* Figure record listings:
──────────
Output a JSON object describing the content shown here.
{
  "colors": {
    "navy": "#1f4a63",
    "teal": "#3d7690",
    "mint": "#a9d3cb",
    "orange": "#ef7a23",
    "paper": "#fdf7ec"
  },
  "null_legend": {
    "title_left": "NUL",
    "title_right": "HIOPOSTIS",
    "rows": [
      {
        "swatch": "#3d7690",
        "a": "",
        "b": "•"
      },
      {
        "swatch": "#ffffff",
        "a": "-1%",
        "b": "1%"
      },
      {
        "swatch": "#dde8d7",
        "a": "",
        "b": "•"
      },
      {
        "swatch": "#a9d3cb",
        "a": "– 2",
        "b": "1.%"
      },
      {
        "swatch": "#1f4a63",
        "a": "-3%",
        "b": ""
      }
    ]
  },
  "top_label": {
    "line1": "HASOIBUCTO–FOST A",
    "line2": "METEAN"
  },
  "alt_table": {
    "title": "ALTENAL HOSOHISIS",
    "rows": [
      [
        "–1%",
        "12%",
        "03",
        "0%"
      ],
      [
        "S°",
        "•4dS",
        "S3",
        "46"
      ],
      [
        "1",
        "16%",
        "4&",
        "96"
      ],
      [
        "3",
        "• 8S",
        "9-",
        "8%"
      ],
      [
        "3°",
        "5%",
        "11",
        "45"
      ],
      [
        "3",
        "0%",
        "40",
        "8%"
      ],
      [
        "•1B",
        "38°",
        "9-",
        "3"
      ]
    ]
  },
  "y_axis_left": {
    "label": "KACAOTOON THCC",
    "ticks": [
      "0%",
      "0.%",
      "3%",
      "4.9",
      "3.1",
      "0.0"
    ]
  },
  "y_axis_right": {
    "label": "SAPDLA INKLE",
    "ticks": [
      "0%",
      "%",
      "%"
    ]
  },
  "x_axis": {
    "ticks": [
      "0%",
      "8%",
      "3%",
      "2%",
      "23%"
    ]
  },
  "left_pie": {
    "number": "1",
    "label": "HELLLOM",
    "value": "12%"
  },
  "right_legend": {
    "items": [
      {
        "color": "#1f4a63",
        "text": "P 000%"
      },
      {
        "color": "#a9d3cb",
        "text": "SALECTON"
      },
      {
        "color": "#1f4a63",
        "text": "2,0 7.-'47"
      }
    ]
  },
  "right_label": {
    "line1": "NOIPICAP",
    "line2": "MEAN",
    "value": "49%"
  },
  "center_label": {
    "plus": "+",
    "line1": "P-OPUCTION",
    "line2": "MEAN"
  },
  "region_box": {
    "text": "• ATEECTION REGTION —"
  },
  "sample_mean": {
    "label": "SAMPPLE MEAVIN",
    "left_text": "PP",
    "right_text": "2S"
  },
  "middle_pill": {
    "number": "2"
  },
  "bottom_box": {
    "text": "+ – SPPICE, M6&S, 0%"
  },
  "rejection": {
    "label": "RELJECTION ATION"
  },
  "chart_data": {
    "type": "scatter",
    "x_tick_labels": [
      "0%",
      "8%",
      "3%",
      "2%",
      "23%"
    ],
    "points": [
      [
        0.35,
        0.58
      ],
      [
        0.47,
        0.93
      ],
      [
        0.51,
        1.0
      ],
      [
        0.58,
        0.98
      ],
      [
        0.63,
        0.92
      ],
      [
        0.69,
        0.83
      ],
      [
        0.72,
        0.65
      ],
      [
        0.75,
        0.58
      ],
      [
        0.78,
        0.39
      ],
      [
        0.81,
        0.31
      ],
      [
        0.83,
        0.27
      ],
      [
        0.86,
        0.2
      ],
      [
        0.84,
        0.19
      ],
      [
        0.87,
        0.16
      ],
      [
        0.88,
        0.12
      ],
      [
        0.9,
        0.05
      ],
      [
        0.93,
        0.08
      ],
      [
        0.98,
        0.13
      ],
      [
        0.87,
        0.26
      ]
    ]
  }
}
──────────
* What is needed: Scan the material above for the word "swatch". Copy each line where it occurs.

* Expected answer:
        "swatch": "#3d7690",
        "swatch": "#ffffff",
        "swatch": "#dde8d7",
        "swatch": "#a9d3cb",
        "swatch": "#1f4a63",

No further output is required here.